■ GIVEN TASK:
Identify the lines containing the word "IdentityModel". Copy each one.

-- BEGIN DATA SUPPLIED --

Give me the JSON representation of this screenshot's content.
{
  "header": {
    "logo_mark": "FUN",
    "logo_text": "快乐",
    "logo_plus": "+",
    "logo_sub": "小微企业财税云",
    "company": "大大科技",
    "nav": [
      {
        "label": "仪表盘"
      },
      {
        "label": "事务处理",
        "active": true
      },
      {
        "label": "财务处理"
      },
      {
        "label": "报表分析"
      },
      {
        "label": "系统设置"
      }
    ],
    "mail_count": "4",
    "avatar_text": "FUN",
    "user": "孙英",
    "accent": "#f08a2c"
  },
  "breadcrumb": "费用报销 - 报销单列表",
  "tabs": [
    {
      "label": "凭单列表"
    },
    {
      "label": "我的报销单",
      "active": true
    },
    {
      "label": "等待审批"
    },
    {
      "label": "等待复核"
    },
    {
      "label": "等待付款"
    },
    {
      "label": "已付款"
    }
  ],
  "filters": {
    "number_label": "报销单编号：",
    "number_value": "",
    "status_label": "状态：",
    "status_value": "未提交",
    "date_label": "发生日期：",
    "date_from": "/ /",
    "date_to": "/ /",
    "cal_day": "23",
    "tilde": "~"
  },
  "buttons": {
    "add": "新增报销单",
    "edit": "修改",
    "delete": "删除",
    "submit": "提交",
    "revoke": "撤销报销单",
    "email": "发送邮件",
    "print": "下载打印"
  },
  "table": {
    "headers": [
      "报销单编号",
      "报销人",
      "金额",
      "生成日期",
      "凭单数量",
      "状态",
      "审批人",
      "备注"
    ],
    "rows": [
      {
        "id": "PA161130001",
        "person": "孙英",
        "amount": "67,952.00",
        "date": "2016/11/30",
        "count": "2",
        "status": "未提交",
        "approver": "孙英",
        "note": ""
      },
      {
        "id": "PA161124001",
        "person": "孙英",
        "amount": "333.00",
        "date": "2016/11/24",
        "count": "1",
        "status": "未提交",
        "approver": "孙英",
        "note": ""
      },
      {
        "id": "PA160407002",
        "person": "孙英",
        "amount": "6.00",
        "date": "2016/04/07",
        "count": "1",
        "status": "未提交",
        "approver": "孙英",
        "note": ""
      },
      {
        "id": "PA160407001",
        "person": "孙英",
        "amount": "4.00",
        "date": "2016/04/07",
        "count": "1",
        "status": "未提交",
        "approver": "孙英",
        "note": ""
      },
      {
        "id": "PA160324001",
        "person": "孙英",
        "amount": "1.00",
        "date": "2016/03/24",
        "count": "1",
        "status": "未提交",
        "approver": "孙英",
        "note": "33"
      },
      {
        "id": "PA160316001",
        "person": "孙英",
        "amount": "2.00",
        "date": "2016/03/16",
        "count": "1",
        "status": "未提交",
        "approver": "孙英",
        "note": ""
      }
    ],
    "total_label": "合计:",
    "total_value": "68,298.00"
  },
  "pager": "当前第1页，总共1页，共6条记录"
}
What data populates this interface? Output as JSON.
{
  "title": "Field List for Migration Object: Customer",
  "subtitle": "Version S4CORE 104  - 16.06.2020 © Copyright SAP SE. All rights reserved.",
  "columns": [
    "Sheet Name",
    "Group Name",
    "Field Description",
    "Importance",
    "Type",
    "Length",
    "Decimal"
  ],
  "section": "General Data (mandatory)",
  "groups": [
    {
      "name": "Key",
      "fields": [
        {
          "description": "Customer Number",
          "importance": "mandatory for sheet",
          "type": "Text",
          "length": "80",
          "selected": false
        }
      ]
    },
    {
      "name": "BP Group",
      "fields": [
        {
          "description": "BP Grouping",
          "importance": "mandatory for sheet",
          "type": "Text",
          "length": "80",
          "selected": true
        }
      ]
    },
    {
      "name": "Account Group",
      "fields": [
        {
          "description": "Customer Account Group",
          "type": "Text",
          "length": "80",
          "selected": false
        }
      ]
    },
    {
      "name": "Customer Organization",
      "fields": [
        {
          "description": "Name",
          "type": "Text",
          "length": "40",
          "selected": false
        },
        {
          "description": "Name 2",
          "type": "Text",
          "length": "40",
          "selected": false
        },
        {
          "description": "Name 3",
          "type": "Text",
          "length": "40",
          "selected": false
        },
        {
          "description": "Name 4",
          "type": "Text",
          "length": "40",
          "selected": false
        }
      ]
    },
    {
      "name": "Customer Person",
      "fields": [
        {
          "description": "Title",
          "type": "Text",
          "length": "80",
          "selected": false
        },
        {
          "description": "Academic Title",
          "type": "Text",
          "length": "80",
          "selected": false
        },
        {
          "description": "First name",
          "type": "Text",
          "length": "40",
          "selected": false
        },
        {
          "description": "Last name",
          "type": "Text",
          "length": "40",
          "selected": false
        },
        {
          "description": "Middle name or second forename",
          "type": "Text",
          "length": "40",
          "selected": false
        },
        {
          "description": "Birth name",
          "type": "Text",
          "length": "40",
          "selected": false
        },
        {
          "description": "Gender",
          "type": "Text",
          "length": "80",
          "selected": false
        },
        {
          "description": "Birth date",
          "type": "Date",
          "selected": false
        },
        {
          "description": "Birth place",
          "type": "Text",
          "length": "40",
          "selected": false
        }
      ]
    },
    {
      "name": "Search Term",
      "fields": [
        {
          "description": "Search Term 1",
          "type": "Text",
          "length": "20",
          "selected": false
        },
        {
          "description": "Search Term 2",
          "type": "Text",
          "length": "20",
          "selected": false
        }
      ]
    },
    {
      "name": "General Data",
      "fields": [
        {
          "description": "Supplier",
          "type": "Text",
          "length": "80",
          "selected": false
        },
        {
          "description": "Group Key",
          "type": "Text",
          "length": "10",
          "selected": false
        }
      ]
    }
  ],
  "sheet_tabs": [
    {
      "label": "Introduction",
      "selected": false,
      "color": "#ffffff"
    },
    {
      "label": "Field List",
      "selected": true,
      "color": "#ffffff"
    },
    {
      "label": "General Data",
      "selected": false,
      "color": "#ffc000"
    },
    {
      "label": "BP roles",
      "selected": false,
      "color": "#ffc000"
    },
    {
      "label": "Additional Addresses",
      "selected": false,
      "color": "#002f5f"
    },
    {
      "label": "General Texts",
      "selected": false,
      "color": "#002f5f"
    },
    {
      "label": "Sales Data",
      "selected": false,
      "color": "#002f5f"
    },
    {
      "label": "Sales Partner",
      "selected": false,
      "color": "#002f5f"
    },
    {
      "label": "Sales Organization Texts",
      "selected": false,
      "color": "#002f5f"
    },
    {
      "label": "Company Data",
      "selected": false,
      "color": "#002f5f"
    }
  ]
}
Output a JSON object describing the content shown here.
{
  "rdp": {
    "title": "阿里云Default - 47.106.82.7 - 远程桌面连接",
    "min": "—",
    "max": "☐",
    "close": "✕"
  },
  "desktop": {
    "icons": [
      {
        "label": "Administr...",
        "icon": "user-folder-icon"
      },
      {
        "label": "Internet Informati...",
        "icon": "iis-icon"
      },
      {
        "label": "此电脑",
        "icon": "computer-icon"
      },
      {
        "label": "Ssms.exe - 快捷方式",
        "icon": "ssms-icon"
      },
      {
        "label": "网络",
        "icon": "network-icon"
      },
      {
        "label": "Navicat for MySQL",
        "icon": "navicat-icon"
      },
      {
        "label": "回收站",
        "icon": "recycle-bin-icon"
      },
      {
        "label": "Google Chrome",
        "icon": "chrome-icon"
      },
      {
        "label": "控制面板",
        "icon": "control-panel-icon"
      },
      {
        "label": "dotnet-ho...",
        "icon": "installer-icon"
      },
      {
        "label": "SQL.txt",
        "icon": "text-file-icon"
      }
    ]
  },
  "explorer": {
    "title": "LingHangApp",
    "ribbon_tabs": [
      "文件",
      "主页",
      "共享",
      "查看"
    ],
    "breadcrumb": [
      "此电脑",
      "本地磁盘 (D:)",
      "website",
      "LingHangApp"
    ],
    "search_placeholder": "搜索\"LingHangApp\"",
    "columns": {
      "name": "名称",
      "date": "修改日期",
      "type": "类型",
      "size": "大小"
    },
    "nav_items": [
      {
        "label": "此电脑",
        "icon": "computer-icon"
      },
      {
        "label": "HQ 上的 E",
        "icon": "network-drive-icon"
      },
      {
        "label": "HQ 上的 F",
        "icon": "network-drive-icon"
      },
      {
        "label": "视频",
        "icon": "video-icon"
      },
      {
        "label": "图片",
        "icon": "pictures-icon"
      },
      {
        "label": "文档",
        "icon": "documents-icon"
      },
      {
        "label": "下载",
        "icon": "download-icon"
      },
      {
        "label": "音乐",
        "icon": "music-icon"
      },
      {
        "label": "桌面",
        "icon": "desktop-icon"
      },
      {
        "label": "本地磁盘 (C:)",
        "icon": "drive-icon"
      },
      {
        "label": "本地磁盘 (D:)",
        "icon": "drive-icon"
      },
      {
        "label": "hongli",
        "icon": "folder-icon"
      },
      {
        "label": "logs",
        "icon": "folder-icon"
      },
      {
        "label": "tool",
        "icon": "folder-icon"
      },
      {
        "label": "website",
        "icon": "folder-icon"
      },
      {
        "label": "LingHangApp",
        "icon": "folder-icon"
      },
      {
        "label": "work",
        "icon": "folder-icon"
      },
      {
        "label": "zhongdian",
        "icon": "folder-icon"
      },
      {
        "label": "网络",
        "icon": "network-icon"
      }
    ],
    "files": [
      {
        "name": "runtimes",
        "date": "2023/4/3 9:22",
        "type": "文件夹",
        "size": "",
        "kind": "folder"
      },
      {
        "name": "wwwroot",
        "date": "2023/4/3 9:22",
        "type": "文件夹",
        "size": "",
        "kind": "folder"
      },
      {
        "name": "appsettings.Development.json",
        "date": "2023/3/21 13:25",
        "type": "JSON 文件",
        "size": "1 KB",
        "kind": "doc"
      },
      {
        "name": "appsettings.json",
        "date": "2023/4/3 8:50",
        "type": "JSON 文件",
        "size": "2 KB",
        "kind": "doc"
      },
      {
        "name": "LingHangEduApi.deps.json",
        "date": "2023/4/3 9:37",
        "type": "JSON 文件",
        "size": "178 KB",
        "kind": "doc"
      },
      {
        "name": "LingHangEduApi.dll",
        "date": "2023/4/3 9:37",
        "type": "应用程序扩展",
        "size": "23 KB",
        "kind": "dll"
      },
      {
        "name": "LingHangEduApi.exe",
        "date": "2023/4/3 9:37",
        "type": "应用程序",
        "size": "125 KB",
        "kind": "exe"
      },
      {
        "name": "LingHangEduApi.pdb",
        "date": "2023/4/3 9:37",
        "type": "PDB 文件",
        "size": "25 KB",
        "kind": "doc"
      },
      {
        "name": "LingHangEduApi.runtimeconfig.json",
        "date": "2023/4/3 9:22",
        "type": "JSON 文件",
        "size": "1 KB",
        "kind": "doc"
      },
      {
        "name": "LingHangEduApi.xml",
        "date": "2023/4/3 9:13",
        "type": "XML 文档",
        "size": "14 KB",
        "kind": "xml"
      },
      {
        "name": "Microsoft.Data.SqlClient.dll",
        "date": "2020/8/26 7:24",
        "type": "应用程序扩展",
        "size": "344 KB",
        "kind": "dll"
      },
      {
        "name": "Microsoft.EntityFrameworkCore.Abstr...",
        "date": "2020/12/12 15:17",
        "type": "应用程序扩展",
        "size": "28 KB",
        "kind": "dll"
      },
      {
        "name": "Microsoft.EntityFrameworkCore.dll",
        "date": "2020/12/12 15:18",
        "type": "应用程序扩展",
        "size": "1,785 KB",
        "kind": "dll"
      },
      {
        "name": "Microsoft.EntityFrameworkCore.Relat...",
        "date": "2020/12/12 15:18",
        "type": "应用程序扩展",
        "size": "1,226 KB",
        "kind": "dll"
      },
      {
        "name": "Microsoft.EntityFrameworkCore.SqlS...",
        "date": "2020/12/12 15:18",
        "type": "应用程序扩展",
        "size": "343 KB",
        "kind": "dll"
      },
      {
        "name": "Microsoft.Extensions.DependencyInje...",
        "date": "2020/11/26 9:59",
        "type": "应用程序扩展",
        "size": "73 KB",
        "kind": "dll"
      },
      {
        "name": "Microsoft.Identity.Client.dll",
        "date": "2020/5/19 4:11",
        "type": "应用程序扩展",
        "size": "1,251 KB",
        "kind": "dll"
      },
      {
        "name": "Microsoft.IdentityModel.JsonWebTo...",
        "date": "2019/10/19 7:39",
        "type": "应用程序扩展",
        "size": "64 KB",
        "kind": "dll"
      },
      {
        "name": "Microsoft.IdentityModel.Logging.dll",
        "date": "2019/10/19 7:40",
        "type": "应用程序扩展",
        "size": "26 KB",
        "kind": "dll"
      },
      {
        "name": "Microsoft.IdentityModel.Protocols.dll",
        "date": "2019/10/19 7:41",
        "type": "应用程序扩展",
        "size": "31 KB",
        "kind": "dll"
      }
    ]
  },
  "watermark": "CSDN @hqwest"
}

-- END DATA SUPPLIED --

■ RESPONSE TO THIS EXERCISE:
        "name": "Microsoft.IdentityModel.JsonWebTo...",
        "name": "Microsoft.IdentityModel.Logging.dll",
        "name": "Microsoft.IdentityModel.Protocols.dll",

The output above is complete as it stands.